What is expected —
Every line that holds "pagamento" should be shown.
━━ Records shown ━━
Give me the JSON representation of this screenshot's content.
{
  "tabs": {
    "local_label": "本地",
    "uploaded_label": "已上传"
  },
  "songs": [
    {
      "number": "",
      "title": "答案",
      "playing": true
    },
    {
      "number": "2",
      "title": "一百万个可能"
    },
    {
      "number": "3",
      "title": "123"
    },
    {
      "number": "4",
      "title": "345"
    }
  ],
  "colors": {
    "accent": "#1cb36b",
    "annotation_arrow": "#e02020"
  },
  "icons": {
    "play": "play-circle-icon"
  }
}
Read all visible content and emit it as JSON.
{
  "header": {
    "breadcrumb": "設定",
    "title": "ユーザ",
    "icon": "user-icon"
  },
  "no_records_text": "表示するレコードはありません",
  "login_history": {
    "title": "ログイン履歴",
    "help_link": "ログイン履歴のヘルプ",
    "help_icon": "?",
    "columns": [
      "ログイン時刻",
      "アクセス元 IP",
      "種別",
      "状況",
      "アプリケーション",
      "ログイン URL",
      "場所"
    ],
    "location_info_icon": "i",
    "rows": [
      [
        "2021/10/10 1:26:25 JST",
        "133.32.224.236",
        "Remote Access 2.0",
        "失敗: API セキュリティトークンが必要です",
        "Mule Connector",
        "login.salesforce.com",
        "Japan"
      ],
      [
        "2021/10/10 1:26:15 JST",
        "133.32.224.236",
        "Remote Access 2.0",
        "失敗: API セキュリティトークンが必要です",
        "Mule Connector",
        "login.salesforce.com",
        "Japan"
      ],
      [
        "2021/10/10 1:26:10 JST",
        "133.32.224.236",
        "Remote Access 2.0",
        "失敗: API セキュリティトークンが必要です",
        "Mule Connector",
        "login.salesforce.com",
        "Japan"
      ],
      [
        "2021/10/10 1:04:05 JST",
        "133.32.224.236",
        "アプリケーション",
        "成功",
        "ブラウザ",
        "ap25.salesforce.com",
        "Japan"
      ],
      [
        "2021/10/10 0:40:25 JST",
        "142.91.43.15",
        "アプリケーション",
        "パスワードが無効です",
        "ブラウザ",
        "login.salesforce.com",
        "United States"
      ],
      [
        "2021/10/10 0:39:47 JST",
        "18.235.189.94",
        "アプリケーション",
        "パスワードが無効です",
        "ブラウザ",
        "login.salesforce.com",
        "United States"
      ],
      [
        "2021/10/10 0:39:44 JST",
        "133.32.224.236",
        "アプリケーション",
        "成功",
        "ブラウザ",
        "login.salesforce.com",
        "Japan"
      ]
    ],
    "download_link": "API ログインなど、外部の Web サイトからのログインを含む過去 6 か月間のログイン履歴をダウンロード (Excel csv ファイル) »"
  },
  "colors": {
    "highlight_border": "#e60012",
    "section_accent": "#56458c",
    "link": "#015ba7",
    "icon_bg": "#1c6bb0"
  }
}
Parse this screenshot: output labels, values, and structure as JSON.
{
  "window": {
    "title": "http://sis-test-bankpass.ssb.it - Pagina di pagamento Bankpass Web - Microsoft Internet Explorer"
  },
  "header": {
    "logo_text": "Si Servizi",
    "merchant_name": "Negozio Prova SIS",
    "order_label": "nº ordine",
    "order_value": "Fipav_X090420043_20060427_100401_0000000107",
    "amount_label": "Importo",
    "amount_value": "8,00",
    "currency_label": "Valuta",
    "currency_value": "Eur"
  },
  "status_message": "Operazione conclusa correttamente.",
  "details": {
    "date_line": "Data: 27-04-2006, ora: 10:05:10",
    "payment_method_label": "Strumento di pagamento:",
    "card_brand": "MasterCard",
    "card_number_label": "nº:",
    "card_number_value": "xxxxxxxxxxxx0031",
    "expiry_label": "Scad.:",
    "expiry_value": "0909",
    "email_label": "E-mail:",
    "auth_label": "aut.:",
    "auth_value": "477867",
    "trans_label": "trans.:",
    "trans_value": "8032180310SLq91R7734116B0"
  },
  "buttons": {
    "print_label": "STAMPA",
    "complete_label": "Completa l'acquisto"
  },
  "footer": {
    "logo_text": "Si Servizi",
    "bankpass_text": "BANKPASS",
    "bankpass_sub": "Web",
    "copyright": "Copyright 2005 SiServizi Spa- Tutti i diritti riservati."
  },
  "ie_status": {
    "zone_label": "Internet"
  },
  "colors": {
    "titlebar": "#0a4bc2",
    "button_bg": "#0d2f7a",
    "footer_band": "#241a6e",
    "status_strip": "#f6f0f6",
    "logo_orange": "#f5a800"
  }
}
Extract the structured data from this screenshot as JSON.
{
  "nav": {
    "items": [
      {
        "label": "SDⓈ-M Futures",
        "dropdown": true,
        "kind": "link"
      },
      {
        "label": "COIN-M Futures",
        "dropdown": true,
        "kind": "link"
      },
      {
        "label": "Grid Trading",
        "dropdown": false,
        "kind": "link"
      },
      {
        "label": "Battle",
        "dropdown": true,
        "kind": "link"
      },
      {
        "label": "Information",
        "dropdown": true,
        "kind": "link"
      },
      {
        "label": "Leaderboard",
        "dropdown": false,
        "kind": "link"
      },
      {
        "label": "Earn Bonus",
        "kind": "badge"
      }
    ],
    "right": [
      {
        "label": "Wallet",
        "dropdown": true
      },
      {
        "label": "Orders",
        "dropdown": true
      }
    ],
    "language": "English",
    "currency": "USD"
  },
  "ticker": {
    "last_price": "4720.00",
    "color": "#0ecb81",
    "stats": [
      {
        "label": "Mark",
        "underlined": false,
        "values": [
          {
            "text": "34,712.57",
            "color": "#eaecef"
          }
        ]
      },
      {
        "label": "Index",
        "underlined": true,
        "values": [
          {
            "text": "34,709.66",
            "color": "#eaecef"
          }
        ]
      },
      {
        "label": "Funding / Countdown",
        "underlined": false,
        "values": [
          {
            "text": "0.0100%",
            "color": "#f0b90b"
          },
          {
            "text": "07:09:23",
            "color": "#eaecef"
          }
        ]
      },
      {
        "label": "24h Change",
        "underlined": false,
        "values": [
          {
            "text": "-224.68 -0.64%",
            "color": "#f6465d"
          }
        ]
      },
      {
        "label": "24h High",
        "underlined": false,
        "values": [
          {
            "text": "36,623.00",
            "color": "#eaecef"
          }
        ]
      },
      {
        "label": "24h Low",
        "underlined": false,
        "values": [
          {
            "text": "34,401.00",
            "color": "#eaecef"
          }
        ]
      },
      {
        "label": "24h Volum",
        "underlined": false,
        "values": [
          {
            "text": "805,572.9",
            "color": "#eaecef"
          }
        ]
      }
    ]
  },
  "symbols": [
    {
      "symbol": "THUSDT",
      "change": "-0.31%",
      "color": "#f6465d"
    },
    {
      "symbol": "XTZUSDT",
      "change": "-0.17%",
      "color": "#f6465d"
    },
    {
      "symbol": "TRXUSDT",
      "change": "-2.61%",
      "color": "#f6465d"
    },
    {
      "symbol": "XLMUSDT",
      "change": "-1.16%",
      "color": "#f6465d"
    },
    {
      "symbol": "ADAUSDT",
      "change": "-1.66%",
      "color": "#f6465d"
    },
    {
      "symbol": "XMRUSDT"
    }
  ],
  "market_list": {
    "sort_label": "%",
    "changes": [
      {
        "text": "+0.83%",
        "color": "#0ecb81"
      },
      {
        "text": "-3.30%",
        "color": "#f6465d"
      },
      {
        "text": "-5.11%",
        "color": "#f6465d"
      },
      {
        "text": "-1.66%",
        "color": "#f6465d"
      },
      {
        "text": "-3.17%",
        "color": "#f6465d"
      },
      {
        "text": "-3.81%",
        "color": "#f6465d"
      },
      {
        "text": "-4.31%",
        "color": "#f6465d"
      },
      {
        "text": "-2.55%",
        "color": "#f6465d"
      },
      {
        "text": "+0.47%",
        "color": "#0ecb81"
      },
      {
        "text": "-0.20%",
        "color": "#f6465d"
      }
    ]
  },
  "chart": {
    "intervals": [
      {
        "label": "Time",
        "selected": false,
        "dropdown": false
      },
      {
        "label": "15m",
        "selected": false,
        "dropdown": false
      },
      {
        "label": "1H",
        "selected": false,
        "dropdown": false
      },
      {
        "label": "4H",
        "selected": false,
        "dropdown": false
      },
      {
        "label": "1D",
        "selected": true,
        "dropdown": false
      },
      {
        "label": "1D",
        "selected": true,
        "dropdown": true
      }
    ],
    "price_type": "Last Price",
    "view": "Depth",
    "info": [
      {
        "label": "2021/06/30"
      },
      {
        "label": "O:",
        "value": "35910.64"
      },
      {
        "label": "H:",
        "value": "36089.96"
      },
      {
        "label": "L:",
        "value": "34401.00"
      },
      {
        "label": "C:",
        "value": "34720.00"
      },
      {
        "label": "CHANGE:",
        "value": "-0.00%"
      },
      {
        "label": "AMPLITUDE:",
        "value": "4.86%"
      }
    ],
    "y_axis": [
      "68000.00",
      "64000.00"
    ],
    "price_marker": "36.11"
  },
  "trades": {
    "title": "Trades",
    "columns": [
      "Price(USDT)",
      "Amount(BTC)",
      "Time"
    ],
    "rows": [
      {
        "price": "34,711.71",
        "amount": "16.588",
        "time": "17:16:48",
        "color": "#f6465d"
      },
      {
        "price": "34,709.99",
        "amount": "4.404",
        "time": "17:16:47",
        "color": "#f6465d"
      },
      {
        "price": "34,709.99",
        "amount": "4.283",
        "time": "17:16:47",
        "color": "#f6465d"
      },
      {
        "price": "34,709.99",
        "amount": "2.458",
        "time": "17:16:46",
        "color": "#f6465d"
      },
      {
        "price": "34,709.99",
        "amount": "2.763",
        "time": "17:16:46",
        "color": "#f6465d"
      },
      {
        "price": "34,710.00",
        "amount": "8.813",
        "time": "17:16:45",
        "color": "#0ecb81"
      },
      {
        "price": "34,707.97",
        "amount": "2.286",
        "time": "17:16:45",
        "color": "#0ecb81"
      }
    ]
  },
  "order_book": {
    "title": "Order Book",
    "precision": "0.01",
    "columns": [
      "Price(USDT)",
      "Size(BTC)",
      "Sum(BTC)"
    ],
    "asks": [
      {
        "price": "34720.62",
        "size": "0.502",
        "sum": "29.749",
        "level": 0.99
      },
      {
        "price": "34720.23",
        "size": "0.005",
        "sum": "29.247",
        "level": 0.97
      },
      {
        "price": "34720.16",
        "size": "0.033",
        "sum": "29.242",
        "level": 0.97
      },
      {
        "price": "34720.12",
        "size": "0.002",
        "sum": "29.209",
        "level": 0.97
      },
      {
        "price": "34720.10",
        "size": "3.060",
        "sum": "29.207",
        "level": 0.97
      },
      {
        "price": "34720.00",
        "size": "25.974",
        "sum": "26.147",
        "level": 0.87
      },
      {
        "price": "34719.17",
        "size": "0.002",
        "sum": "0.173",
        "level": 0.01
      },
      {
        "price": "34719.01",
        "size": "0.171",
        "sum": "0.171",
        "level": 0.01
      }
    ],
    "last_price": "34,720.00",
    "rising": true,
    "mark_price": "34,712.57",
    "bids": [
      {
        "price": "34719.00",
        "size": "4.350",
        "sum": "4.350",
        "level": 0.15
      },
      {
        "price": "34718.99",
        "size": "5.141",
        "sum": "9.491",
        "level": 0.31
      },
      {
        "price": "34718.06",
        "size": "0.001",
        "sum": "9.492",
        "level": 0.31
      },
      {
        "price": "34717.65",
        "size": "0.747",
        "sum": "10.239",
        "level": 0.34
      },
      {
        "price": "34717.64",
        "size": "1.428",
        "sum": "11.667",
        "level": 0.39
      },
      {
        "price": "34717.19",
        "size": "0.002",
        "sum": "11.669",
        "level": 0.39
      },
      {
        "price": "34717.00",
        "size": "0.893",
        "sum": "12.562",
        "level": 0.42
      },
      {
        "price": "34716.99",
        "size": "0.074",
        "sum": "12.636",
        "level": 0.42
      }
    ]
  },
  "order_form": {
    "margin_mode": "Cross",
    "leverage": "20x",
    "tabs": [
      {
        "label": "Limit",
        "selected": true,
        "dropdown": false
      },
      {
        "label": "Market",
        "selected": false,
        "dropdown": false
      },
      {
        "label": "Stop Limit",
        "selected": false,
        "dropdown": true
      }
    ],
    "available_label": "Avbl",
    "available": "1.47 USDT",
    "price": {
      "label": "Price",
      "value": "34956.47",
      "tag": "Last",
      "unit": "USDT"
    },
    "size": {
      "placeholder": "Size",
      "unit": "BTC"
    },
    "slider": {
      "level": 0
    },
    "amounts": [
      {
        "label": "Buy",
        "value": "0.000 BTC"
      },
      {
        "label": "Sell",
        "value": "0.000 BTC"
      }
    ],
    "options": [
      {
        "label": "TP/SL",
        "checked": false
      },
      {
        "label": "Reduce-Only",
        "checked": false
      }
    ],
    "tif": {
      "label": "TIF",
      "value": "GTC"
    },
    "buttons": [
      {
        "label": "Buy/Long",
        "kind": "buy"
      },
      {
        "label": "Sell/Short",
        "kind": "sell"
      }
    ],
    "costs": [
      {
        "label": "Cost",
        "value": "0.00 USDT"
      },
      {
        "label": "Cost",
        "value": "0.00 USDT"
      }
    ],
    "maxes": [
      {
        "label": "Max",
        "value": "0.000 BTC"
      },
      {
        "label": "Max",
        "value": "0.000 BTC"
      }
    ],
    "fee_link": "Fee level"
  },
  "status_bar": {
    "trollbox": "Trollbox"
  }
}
━━━
Solution for this exercise —
    "title": "http://sis-test-bankpass.ssb.it - Pagina di pagamento Bankpass Web - Microsoft Internet Explorer"
    "payment_method_label": "Strumento di pagamento:",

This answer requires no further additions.